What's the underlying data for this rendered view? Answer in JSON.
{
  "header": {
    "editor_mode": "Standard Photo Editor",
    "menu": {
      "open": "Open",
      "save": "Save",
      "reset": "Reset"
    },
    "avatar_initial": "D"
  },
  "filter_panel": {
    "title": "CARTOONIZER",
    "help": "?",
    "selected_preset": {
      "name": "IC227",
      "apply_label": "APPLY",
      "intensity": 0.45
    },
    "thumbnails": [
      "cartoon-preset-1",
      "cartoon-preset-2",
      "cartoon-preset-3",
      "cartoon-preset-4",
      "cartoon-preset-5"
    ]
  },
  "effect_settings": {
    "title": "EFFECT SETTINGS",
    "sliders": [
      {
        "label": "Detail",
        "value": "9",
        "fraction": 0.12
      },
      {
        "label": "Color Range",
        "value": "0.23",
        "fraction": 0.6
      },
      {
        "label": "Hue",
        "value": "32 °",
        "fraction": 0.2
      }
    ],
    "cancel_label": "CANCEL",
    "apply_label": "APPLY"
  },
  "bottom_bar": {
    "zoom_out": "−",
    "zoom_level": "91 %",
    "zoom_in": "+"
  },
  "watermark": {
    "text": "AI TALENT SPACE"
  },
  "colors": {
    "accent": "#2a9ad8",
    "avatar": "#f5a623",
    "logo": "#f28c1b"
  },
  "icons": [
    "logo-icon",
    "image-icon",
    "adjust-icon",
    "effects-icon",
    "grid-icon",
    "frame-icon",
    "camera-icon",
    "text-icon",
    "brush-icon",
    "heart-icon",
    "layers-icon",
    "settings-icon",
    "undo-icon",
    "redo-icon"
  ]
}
---------------
YOUR TASK = Set down every line of the listing above again, exactly as given.

FULL RESPONSE =
What's the underlying data for this rendered view? Answer in JSON.
{
  "header": {
    "editor_mode": "Standard Photo Editor",
    "menu": {
      "open": "Open",
      "save": "Save",
      "reset": "Reset"
    },
    "avatar_initial": "D"
  },
  "filter_panel": {
    "title": "CARTOONIZER",
    "help": "?",
    "selected_preset": {
      "name": "IC227",
      "apply_label": "APPLY",
      "intensity": 0.45
    },
    "thumbnails": [
      "cartoon-preset-1",
      "cartoon-preset-2",
      "cartoon-preset-3",
      "cartoon-preset-4",
      "cartoon-preset-5"
    ]
  },
  "effect_settings": {
    "title": "EFFECT SETTINGS",
    "sliders": [
      {
        "label": "Detail",
        "value": "9",
        "fraction": 0.12
      },
      {
        "label": "Color Range",
        "value": "0.23",
        "fraction": 0.6
      },
      {
        "label": "Hue",
        "value": "32 °",
        "fraction": 0.2
      }
    ],
    "cancel_label": "CANCEL",
    "apply_label": "APPLY"
  },
  "bottom_bar": {
    "zoom_out": "−",
    "zoom_level": "91 %",
    "zoom_in": "+"
  },
  "watermark": {
    "text": "AI TALENT SPACE"
  },
  "colors": {
    "accent": "#2a9ad8",
    "avatar": "#f5a623",
    "logo": "#f28c1b"
  },
  "icons": [
    "logo-icon",
    "image-icon",
    "adjust-icon",
    "effects-icon",
    "grid-icon",
    "frame-icon",
    "camera-icon",
    "text-icon",
    "brush-icon",
    "heart-icon",
    "layers-icon",
    "settings-icon",
    "undo-icon",
    "redo-icon"
  ]
}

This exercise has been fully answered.